### Aim of the task
Return the full listing exactly as it is written.

────────

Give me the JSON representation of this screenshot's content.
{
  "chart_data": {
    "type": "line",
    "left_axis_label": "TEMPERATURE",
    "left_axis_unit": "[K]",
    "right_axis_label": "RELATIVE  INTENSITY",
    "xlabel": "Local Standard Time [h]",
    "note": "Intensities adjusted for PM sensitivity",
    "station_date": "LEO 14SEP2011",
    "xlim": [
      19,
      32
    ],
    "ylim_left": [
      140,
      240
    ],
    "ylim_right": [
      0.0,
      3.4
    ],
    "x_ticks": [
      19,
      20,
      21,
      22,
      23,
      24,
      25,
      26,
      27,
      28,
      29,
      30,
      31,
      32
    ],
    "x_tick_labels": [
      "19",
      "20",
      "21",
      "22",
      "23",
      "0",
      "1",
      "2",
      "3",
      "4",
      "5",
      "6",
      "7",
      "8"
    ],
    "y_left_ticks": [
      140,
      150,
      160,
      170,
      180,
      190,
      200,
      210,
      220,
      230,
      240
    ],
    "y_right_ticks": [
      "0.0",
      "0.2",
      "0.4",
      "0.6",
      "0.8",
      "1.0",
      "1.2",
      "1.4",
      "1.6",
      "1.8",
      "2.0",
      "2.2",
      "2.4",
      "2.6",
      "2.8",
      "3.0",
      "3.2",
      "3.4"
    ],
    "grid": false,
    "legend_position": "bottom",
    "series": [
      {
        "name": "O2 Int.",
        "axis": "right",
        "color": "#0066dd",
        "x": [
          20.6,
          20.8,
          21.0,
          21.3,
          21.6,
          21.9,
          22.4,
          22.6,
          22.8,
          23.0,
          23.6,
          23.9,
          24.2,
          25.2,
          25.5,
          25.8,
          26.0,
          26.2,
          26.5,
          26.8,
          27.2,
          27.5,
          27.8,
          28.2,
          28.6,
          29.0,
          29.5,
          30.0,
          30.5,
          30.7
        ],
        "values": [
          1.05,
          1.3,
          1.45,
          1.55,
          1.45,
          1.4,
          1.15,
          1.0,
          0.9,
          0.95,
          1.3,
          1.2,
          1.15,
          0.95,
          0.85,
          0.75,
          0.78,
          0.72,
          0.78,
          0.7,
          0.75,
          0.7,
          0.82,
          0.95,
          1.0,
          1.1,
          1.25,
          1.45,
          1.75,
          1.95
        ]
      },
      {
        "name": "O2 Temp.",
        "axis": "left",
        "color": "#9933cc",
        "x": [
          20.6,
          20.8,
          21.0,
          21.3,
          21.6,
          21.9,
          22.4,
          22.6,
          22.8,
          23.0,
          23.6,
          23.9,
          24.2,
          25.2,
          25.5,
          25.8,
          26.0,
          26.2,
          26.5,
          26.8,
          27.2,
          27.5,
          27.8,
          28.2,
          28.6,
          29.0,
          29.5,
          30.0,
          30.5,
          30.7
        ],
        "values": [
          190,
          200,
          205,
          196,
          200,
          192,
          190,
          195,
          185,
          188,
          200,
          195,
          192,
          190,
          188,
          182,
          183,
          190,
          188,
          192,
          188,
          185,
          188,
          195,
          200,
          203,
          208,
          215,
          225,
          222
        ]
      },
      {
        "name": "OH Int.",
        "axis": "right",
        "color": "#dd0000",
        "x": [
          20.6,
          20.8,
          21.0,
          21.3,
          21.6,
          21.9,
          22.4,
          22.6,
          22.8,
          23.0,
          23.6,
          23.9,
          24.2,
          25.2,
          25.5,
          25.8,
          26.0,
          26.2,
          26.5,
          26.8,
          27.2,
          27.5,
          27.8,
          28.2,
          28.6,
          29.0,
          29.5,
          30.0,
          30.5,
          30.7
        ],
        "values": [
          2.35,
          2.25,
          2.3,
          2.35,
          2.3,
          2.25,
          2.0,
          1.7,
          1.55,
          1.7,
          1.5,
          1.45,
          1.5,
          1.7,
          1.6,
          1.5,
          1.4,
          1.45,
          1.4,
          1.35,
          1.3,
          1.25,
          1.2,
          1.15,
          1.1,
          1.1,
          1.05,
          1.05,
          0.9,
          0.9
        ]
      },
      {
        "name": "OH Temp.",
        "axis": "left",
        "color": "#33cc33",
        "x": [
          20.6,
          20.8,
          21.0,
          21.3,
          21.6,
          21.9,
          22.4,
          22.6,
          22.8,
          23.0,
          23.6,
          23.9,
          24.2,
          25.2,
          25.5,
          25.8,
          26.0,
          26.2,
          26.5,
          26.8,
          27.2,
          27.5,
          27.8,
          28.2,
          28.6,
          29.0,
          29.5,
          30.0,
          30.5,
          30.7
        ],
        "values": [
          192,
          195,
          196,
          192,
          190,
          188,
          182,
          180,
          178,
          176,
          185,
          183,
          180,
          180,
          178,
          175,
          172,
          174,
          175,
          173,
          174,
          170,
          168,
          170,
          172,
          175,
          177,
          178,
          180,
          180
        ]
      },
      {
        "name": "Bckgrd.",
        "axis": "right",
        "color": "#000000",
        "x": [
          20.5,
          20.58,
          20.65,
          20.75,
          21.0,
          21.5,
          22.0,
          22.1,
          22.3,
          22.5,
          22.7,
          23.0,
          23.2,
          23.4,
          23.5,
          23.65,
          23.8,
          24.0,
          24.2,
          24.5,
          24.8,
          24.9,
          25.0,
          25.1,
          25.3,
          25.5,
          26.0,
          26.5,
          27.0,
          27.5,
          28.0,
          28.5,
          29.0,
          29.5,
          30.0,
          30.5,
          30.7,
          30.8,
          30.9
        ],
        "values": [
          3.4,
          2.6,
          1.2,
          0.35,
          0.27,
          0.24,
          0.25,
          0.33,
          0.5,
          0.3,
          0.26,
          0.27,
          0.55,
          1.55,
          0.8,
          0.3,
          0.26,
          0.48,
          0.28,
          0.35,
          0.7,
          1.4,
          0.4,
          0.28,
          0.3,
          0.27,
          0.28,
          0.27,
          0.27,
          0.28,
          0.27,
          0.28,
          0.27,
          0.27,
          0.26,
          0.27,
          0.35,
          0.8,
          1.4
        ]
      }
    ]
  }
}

────────

### Correct answer
Give me the JSON representation of this screenshot's content.
{
  "chart_data": {
    "type": "line",
    "left_axis_label": "TEMPERATURE",
    "left_axis_unit": "[K]",
    "right_axis_label": "RELATIVE  INTENSITY",
    "xlabel": "Local Standard Time [h]",
    "note": "Intensities adjusted for PM sensitivity",
    "station_date": "LEO 14SEP2011",
    "xlim": [
      19,
      32
    ],
    "ylim_left": [
      140,
      240
    ],
    "ylim_right": [
      0.0,
      3.4
    ],
    "x_ticks": [
      19,
      20,
      21,
      22,
      23,
      24,
      25,
      26,
      27,
      28,
      29,
      30,
      31,
      32
    ],
    "x_tick_labels": [
      "19",
      "20",
      "21",
      "22",
      "23",
      "0",
      "1",
      "2",
      "3",
      "4",
      "5",
      "6",
      "7",
      "8"
    ],
    "y_left_ticks": [
      140,
      150,
      160,
      170,
      180,
      190,
      200,
      210,
      220,
      230,
      240
    ],
    "y_right_ticks": [
      "0.0",
      "0.2",
      "0.4",
      "0.6",
      "0.8",
      "1.0",
      "1.2",
      "1.4",
      "1.6",
      "1.8",
      "2.0",
      "2.2",
      "2.4",
      "2.6",
      "2.8",
      "3.0",
      "3.2",
      "3.4"
    ],
    "grid": false,
    "legend_position": "bottom",
    "series": [
      {
        "name": "O2 Int.",
        "axis": "right",
        "color": "#0066dd",
        "x": [
          20.6,
          20.8,
          21.0,
          21.3,
          21.6,
          21.9,
          22.4,
          22.6,
          22.8,
          23.0,
          23.6,
          23.9,
          24.2,
          25.2,
          25.5,
          25.8,
          26.0,
          26.2,
          26.5,
          26.8,
          27.2,
          27.5,
          27.8,
          28.2,
          28.6,
          29.0,
          29.5,
          30.0,
          30.5,
          30.7
        ],
        "values": [
          1.05,
          1.3,
          1.45,
          1.55,
          1.45,
          1.4,
          1.15,
          1.0,
          0.9,
          0.95,
          1.3,
          1.2,
          1.15,
          0.95,
          0.85,
          0.75,
          0.78,
          0.72,
          0.78,
          0.7,
          0.75,
          0.7,
          0.82,
          0.95,
          1.0,
          1.1,
          1.25,
          1.45,
          1.75,
          1.95
        ]
      },
      {
        "name": "O2 Temp.",
        "axis": "left",
        "color": "#9933cc",
        "x": [
          20.6,
          20.8,
          21.0,
          21.3,
          21.6,
          21.9,
          22.4,
          22.6,
          22.8,
          23.0,
          23.6,
          23.9,
          24.2,
          25.2,
          25.5,
          25.8,
          26.0,
          26.2,
          26.5,
          26.8,
          27.2,
          27.5,
          27.8,
          28.2,
          28.6,
          29.0,
          29.5,
          30.0,
          30.5,
          30.7
        ],
        "values": [
          190,
          200,
          205,
          196,
          200,
          192,
          190,
          195,
          185,
          188,
          200,
          195,
          192,
          190,
          188,
          182,
          183,
          190,
          188,
          192,
          188,
          185,
          188,
          195,
          200,
          203,
          208,
          215,
          225,
          222
        ]
      },
      {
        "name": "OH Int.",
        "axis": "right",
        "color": "#dd0000",
        "x": [
          20.6,
          20.8,
          21.0,
          21.3,
          21.6,
          21.9,
          22.4,
          22.6,
          22.8,
          23.0,
          23.6,
          23.9,
          24.2,
          25.2,
          25.5,
          25.8,
          26.0,
          26.2,
          26.5,
          26.8,
          27.2,
          27.5,
          27.8,
          28.2,
          28.6,
          29.0,
          29.5,
          30.0,
          30.5,
          30.7
        ],
        "values": [
          2.35,
          2.25,
          2.3,
          2.35,
          2.3,
          2.25,
          2.0,
          1.7,
          1.55,
          1.7,
          1.5,
          1.45,
          1.5,
          1.7,
          1.6,
          1.5,
          1.4,
          1.45,
          1.4,
          1.35,
          1.3,
          1.25,
          1.2,
          1.15,
          1.1,
          1.1,
          1.05,
          1.05,
          0.9,
          0.9
        ]
      },
      {
        "name": "OH Temp.",
        "axis": "left",
        "color": "#33cc33",
        "x": [
          20.6,
          20.8,
          21.0,
          21.3,
          21.6,
          21.9,
          22.4,
          22.6,
          22.8,
          23.0,
          23.6,
          23.9,
          24.2,
          25.2,
          25.5,
          25.8,
          26.0,
          26.2,
          26.5,
          26.8,
          27.2,
          27.5,
          27.8,
          28.2,
          28.6,
          29.0,
          29.5,
          30.0,
          30.5,
          30.7
        ],
        "values": [
          192,
          195,
          196,
          192,
          190,
          188,
          182,
          180,
          178,
          176,
          185,
          183,
          180,
          180,
          178,
          175,
          172,
          174,
          175,
          173,
          174,
          170,
          168,
          170,
          172,
          175,
          177,
          178,
          180,
          180
        ]
      },
      {
        "name": "Bckgrd.",
        "axis": "right",
        "color": "#000000",
        "x": [
          20.5,
          20.58,
          20.65,
          20.75,
          21.0,
          21.5,
          22.0,
          22.1,
          22.3,
          22.5,
          22.7,
          23.0,
          23.2,
          23.4,
          23.5,
          23.65,
          23.8,
          24.0,
          24.2,
          24.5,
          24.8,
          24.9,
          25.0,
          25.1,
          25.3,
          25.5,
          26.0,
          26.5,
          27.0,
          27.5,
          28.0,
          28.5,
          29.0,
          29.5,
          30.0,
          30.5,
          30.7,
          30.8,
          30.9
        ],
        "values": [
          3.4,
          2.6,
          1.2,
          0.35,
          0.27,
          0.24,
          0.25,
          0.33,
          0.5,
          0.3,
          0.26,
          0.27,
          0.55,
          1.55,
          0.8,
          0.3,
          0.26,
          0.48,
          0.28,
          0.35,
          0.7,
          1.4,
          0.4,
          0.28,
          0.3,
          0.27,
          0.28,
          0.27,
          0.27,
          0.28,
          0.27,
          0.28,
          0.27,
          0.27,
          0.26,
          0.27,
          0.35,
          0.8,
          1.4
        ]
      }
    ]
  }
}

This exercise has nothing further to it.